[Entries from a dataset]
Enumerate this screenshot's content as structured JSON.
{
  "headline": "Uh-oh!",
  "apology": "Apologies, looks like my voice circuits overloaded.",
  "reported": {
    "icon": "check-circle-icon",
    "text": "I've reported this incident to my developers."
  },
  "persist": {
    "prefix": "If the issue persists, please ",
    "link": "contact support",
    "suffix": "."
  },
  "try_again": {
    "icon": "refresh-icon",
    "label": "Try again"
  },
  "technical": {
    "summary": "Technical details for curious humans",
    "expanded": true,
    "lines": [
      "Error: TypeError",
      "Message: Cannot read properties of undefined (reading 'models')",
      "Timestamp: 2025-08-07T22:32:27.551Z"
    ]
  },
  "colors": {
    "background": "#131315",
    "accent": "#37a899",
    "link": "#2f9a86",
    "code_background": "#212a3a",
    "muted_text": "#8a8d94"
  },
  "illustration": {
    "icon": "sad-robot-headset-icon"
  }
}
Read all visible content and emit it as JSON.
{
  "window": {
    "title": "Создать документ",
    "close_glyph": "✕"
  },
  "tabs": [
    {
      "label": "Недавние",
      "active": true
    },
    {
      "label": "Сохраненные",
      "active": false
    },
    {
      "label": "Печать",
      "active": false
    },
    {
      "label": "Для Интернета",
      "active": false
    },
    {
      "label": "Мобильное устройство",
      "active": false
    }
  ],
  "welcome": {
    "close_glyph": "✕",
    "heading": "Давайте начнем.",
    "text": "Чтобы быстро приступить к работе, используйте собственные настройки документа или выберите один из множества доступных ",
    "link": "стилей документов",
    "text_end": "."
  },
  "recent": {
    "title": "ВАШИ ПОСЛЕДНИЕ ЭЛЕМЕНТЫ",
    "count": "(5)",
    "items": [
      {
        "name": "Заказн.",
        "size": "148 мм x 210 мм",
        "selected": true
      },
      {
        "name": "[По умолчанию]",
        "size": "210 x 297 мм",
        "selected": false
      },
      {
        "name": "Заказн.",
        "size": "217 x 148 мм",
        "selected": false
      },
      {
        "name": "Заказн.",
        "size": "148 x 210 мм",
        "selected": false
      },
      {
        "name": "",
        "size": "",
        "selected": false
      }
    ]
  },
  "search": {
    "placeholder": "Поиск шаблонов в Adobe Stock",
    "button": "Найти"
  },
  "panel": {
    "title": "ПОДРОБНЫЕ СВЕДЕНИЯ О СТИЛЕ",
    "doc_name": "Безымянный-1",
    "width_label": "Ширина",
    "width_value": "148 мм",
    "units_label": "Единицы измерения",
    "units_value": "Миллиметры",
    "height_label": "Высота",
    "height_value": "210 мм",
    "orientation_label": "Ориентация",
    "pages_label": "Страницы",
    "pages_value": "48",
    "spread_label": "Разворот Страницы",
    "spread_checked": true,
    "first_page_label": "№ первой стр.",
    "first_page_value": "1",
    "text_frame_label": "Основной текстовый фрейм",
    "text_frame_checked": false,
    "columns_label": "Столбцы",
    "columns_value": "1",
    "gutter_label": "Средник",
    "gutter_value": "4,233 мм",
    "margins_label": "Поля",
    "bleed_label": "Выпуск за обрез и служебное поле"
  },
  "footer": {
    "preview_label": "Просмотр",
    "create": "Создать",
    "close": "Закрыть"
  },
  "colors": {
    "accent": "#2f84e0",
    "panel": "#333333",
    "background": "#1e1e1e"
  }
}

- **Exercise instructions**
Write the material out again in its entirety, exactly as shown.

- **Result of this task**
Enumerate this screenshot's content as structured JSON.
{
  "headline": "Uh-oh!",
  "apology": "Apologies, looks like my voice circuits overloaded.",
  "reported": {
    "icon": "check-circle-icon",
    "text": "I've reported this incident to my developers."
  },
  "persist": {
    "prefix": "If the issue persists, please ",
    "link": "contact support",
    "suffix": "."
  },
  "try_again": {
    "icon": "refresh-icon",
    "label": "Try again"
  },
  "technical": {
    "summary": "Technical details for curious humans",
    "expanded": true,
    "lines": [
      "Error: TypeError",
      "Message: Cannot read properties of undefined (reading 'models')",
      "Timestamp: 2025-08-07T22:32:27.551Z"
    ]
  },
  "colors": {
    "background": "#131315",
    "accent": "#37a899",
    "link": "#2f9a86",
    "code_background": "#212a3a",
    "muted_text": "#8a8d94"
  },
  "illustration": {
    "icon": "sad-robot-headset-icon"
  }
}
Read all visible content and emit it as JSON.
{
  "window": {
    "title": "Создать документ",
    "close_glyph": "✕"
  },
  "tabs": [
    {
      "label": "Недавние",
      "active": true
    },
    {
      "label": "Сохраненные",
      "active": false
    },
    {
      "label": "Печать",
      "active": false
    },
    {
      "label": "Для Интернета",
      "active": false
    },
    {
      "label": "Мобильное устройство",
      "active": false
    }
  ],
  "welcome": {
    "close_glyph": "✕",
    "heading": "Давайте начнем.",
    "text": "Чтобы быстро приступить к работе, используйте собственные настройки документа или выберите один из множества доступных ",
    "link": "стилей документов",
    "text_end": "."
  },
  "recent": {
    "title": "ВАШИ ПОСЛЕДНИЕ ЭЛЕМЕНТЫ",
    "count": "(5)",
    "items": [
      {
        "name": "Заказн.",
        "size": "148 мм x 210 мм",
        "selected": true
      },
      {
        "name": "[По умолчанию]",
        "size": "210 x 297 мм",
        "selected": false
      },
      {
        "name": "Заказн.",
        "size": "217 x 148 мм",
        "selected": false
      },
      {
        "name": "Заказн.",
        "size": "148 x 210 мм",
        "selected": false
      },
      {
        "name": "",
        "size": "",
        "selected": false
      }
    ]
  },
  "search": {
    "placeholder": "Поиск шаблонов в Adobe Stock",
    "button": "Найти"
  },
  "panel": {
    "title": "ПОДРОБНЫЕ СВЕДЕНИЯ О СТИЛЕ",
    "doc_name": "Безымянный-1",
    "width_label": "Ширина",
    "width_value": "148 мм",
    "units_label": "Единицы измерения",
    "units_value": "Миллиметры",
    "height_label": "Высота",
    "height_value": "210 мм",
    "orientation_label": "Ориентация",
    "pages_label": "Страницы",
    "pages_value": "48",
    "spread_label": "Разворот Страницы",
    "spread_checked": true,
    "first_page_label": "№ первой стр.",
    "first_page_value": "1",
    "text_frame_label": "Основной текстовый фрейм",
    "text_frame_checked": false,
    "columns_label": "Столбцы",
    "columns_value": "1",
    "gutter_label": "Средник",
    "gutter_value": "4,233 мм",
    "margins_label": "Поля",
    "bleed_label": "Выпуск за обрез и служебное поле"
  },
  "footer": {
    "preview_label": "Просмотр",
    "create": "Создать",
    "close": "Закрыть"
  },
  "colors": {
    "accent": "#2f84e0",
    "panel": "#333333",
    "background": "#1e1e1e"
  }
}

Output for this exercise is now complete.